Records supplied:
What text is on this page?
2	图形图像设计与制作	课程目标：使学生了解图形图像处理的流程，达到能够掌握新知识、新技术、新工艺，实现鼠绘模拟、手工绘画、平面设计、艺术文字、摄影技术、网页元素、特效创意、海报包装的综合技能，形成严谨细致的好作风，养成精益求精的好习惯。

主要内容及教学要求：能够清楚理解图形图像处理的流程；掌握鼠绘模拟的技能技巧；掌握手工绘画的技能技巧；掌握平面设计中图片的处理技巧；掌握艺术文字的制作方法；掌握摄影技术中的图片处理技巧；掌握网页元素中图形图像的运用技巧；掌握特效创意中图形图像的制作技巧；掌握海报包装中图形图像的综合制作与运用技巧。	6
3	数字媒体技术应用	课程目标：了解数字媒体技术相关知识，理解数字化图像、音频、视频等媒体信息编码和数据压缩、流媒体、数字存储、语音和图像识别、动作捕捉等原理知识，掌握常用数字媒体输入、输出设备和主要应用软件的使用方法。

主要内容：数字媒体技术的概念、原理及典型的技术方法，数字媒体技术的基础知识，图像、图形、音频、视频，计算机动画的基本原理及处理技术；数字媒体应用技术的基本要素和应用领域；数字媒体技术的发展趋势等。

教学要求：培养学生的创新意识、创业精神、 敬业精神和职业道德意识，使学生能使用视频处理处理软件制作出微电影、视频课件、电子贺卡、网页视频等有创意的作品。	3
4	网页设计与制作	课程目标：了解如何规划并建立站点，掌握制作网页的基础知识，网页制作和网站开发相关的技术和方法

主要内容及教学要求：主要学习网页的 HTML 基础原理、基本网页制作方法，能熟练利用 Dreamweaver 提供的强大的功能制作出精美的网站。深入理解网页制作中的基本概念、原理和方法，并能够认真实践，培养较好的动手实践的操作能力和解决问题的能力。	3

Short exercise:
Search the lines above for the string "课程目标" and copy each line that has it.

Response to the task:
2	图形图像设计与制作	课程目标：使学生了解图形图像处理的流程，达到能够掌握新知识、新技术、新工艺，实现鼠绘模拟、手工绘画、平面设计、艺术文字、摄影技术、网页元素、特效创意、海报包装的综合技能，形成严谨细致的好作风，养成精益求精的好习惯。
3	数字媒体技术应用	课程目标：了解数字媒体技术相关知识，理解数字化图像、音频、视频等媒体信息编码和数据压缩、流媒体、数字存储、语音和图像识别、动作捕捉等原理知识，掌握常用数字媒体输入、输出设备和主要应用软件的使用方法。
4	网页设计与制作	课程目标：了解如何规划并建立站点，掌握制作网页的基础知识，网页制作和网站开发相关的技术和方法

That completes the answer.